Stored data
++++++++++++++++++++

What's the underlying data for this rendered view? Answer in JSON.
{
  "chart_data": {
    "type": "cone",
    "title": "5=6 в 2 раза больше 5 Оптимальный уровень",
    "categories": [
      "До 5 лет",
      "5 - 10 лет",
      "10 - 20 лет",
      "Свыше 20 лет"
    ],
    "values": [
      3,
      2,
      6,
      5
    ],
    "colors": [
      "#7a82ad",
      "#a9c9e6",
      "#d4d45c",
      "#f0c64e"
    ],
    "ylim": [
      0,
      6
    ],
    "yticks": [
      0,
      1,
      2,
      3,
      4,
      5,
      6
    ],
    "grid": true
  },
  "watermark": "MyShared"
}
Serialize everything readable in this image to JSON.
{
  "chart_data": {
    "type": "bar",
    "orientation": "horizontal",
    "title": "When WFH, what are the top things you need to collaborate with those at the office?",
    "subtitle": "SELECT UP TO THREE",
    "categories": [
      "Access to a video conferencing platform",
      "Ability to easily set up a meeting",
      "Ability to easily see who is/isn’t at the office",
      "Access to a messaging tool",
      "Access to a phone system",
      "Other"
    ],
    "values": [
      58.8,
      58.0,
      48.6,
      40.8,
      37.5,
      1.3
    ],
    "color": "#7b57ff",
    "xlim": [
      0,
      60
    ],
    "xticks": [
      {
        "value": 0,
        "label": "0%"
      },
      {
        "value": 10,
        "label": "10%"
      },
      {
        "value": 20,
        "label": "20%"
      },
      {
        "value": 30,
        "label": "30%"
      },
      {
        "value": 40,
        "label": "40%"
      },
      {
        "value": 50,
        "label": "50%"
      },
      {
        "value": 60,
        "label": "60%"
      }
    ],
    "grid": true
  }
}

++++++++++++++++++++

AIM -
Restate the whole listing exactly, leaving out nothing.

RESULT -
What's the underlying data for this rendered view? Answer in JSON.
{
  "chart_data": {
    "type": "cone",
    "title": "5=6 в 2 раза больше 5 Оптимальный уровень",
    "categories": [
      "До 5 лет",
      "5 - 10 лет",
      "10 - 20 лет",
      "Свыше 20 лет"
    ],
    "values": [
      3,
      2,
      6,
      5
    ],
    "colors": [
      "#7a82ad",
      "#a9c9e6",
      "#d4d45c",
      "#f0c64e"
    ],
    "ylim": [
      0,
      6
    ],
    "yticks": [
      0,
      1,
      2,
      3,
      4,
      5,
      6
    ],
    "grid": true
  },
  "watermark": "MyShared"
}
Serialize everything readable in this image to JSON.
{
  "chart_data": {
    "type": "bar",
    "orientation": "horizontal",
    "title": "When WFH, what are the top things you need to collaborate with those at the office?",
    "subtitle": "SELECT UP TO THREE",
    "categories": [
      "Access to a video conferencing platform",
      "Ability to easily set up a meeting",
      "Ability to easily see who is/isn’t at the office",
      "Access to a messaging tool",
      "Access to a phone system",
      "Other"
    ],
    "values": [
      58.8,
      58.0,
      48.6,
      40.8,
      37.5,
      1.3
    ],
    "color": "#7b57ff",
    "xlim": [
      0,
      60
    ],
    "xticks": [
      {
        "value": 0,
        "label": "0%"
      },
      {
        "value": 10,
        "label": "10%"
      },
      {
        "value": 20,
        "label": "20%"
      },
      {
        "value": 30,
        "label": "30%"
      },
      {
        "value": 40,
        "label": "40%"
      },
      {
        "value": 50,
        "label": "50%"
      },
      {
        "value": 60,
        "label": "60%"
      }
    ],
    "grid": true
  }
}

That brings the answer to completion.